EXERCISE: Take down each entry exactly as written.

Figure dataset records:

========================================================================

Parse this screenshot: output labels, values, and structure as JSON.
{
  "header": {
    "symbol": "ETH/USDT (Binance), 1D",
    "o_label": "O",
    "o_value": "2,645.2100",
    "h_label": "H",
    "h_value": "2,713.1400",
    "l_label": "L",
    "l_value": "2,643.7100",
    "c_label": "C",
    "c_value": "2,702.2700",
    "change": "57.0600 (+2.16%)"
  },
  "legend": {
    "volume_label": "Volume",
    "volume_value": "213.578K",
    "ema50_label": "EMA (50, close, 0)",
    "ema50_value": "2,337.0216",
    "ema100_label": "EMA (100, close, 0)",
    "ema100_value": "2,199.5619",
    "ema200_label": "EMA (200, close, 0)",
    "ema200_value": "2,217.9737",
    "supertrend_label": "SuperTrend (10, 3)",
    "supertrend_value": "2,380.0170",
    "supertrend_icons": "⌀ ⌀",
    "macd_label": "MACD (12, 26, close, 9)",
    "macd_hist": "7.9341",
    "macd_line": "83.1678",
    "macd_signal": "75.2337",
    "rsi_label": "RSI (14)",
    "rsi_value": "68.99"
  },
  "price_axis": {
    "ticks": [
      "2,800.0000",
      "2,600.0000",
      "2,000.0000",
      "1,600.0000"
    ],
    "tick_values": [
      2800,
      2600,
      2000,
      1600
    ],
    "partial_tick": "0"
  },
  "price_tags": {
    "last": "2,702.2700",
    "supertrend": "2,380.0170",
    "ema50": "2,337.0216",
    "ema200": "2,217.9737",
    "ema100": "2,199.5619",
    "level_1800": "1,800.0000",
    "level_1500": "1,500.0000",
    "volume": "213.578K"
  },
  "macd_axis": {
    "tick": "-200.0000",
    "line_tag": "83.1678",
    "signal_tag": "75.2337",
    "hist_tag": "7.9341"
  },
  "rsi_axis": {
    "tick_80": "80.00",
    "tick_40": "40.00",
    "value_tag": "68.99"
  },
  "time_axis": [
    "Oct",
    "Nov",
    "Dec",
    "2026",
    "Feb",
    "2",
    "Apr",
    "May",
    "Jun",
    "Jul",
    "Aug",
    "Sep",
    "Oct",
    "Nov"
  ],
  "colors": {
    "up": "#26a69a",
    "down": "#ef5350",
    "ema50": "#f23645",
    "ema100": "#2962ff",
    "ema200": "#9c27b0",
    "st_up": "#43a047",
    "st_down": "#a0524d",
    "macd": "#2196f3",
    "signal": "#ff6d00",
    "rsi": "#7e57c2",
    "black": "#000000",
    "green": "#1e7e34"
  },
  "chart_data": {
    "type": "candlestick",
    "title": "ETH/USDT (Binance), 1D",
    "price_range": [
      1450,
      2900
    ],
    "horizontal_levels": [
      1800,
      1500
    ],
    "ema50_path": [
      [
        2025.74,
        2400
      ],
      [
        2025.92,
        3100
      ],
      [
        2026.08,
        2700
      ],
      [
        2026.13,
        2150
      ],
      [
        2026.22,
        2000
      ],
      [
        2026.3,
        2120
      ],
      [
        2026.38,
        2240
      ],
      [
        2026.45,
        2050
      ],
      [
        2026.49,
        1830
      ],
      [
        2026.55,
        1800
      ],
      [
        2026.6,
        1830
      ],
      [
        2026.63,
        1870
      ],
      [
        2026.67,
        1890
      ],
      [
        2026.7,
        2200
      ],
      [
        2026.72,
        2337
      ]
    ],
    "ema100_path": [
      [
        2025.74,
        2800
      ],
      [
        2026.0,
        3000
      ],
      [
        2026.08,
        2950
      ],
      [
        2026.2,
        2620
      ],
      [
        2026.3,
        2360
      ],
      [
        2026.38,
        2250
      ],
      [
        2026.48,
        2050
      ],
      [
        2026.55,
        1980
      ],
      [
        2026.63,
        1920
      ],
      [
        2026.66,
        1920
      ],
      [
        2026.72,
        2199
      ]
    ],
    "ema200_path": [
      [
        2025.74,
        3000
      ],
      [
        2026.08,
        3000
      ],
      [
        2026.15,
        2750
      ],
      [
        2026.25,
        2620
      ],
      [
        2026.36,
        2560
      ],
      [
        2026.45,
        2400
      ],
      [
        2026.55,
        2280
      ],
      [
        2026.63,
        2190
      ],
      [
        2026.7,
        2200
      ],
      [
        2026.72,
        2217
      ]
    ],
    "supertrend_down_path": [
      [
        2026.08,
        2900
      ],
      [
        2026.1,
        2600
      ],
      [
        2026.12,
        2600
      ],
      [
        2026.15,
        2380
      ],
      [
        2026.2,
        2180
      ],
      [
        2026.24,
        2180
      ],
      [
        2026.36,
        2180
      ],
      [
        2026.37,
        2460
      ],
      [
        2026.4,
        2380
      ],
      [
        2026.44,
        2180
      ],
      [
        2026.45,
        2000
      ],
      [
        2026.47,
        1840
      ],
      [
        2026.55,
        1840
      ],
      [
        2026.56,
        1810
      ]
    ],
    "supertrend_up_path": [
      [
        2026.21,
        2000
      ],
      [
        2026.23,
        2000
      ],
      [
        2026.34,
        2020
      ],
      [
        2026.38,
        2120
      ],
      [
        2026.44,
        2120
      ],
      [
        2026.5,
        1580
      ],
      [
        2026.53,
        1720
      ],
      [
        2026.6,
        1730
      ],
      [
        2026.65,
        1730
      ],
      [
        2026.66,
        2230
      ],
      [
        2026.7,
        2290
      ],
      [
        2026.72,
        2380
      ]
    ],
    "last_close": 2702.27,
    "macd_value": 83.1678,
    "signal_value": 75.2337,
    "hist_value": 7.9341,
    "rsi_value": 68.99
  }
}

========================================================================

THE REPLY:
Parse this screenshot: output labels, values, and structure as JSON.
{
  "header": {
    "symbol": "ETH/USDT (Binance), 1D",
    "o_label": "O",
    "o_value": "2,645.2100",
    "h_label": "H",
    "h_value": "2,713.1400",
    "l_label": "L",
    "l_value": "2,643.7100",
    "c_label": "C",
    "c_value": "2,702.2700",
    "change": "57.0600 (+2.16%)"
  },
  "legend": {
    "volume_label": "Volume",
    "volume_value": "213.578K",
    "ema50_label": "EMA (50, close, 0)",
    "ema50_value": "2,337.0216",
    "ema100_label": "EMA (100, close, 0)",
    "ema100_value": "2,199.5619",
    "ema200_label": "EMA (200, close, 0)",
    "ema200_value": "2,217.9737",
    "supertrend_label": "SuperTrend (10, 3)",
    "supertrend_value": "2,380.0170",
    "supertrend_icons": "⌀ ⌀",
    "macd_label": "MACD (12, 26, close, 9)",
    "macd_hist": "7.9341",
    "macd_line": "83.1678",
    "macd_signal": "75.2337",
    "rsi_label": "RSI (14)",
    "rsi_value": "68.99"
  },
  "price_axis": {
    "ticks": [
      "2,800.0000",
      "2,600.0000",
      "2,000.0000",
      "1,600.0000"
    ],
    "tick_values": [
      2800,
      2600,
      2000,
      1600
    ],
    "partial_tick": "0"
  },
  "price_tags": {
    "last": "2,702.2700",
    "supertrend": "2,380.0170",
    "ema50": "2,337.0216",
    "ema200": "2,217.9737",
    "ema100": "2,199.5619",
    "level_1800": "1,800.0000",
    "level_1500": "1,500.0000",
    "volume": "213.578K"
  },
  "macd_axis": {
    "tick": "-200.0000",
    "line_tag": "83.1678",
    "signal_tag": "75.2337",
    "hist_tag": "7.9341"
  },
  "rsi_axis": {
    "tick_80": "80.00",
    "tick_40": "40.00",
    "value_tag": "68.99"
  },
  "time_axis": [
    "Oct",
    "Nov",
    "Dec",
    "2026",
    "Feb",
    "2",
    "Apr",
    "May",
    "Jun",
    "Jul",
    "Aug",
    "Sep",
    "Oct",
    "Nov"
  ],
  "colors": {
    "up": "#26a69a",
    "down": "#ef5350",
    "ema50": "#f23645",
    "ema100": "#2962ff",
    "ema200": "#9c27b0",
    "st_up": "#43a047",
    "st_down": "#a0524d",
    "macd": "#2196f3",
    "signal": "#ff6d00",
    "rsi": "#7e57c2",
    "black": "#000000",
    "green": "#1e7e34"
  },
  "chart_data": {
    "type": "candlestick",
    "title": "ETH/USDT (Binance), 1D",
    "price_range": [
      1450,
      2900
    ],
    "horizontal_levels": [
      1800,
      1500
    ],
    "ema50_path": [
      [
        2025.74,
        2400
      ],
      [
        2025.92,
        3100
      ],
      [
        2026.08,
        2700
      ],
      [
        2026.13,
        2150
      ],
      [
        2026.22,
        2000
      ],
      [
        2026.3,
        2120
      ],
      [
        2026.38,
        2240
      ],
      [
        2026.45,
        2050
      ],
      [
        2026.49,
        1830
      ],
      [
        2026.55,
        1800
      ],
      [
        2026.6,
        1830
      ],
      [
        2026.63,
        1870
      ],
      [
        2026.67,
        1890
      ],
      [
        2026.7,
        2200
      ],
      [
        2026.72,
        2337
      ]
    ],
    "ema100_path": [
      [
        2025.74,
        2800
      ],
      [
        2026.0,
        3000
      ],
      [
        2026.08,
        2950
      ],
      [
        2026.2,
        2620
      ],
      [
        2026.3,
        2360
      ],
      [
        2026.38,
        2250
      ],
      [
        2026.48,
        2050
      ],
      [
        2026.55,
        1980
      ],
      [
        2026.63,
        1920
      ],
      [
        2026.66,
        1920
      ],
      [
        2026.72,
        2199
      ]
    ],
    "ema200_path": [
      [
        2025.74,
        3000
      ],
      [
        2026.08,
        3000
      ],
      [
        2026.15,
        2750
      ],
      [
        2026.25,
        2620
      ],
      [
        2026.36,
        2560
      ],
      [
        2026.45,
        2400
      ],
      [
        2026.55,
        2280
      ],
      [
        2026.63,
        2190
      ],
      [
        2026.7,
        2200
      ],
      [
        2026.72,
        2217
      ]
    ],
    "supertrend_down_path": [
      [
        2026.08,
        2900
      ],
      [
        2026.1,
        2600
      ],
      [
        2026.12,
        2600
      ],
      [
        2026.15,
        2380
      ],
      [
        2026.2,
        2180
      ],
      [
        2026.24,
        2180
      ],
      [
        2026.36,
        2180
      ],
      [
        2026.37,
        2460
      ],
      [
        2026.4,
        2380
      ],
      [
        2026.44,
        2180
      ],
      [
        2026.45,
        2000
      ],
      [
        2026.47,
        1840
      ],
      [
        2026.55,
        1840
      ],
      [
        2026.56,
        1810
      ]
    ],
    "supertrend_up_path": [
      [
        2026.21,
        2000
      ],
      [
        2026.23,
        2000
      ],
      [
        2026.34,
        2020
      ],
      [
        2026.38,
        2120
      ],
      [
        2026.44,
        2120
      ],
      [
        2026.5,
        1580
      ],
      [
        2026.53,
        1720
      ],
      [
        2026.6,
        1730
      ],
      [
        2026.65,
        1730
      ],
      [
        2026.66,
        2230
      ],
      [
        2026.7,
        2290
      ],
      [
        2026.72,
        2380
      ]
    ],
    "last_close": 2702.27,
    "macd_value": 83.1678,
    "signal_value": 75.2337,
    "hist_value": 7.9341,
    "rsi_value": 68.99
  }
}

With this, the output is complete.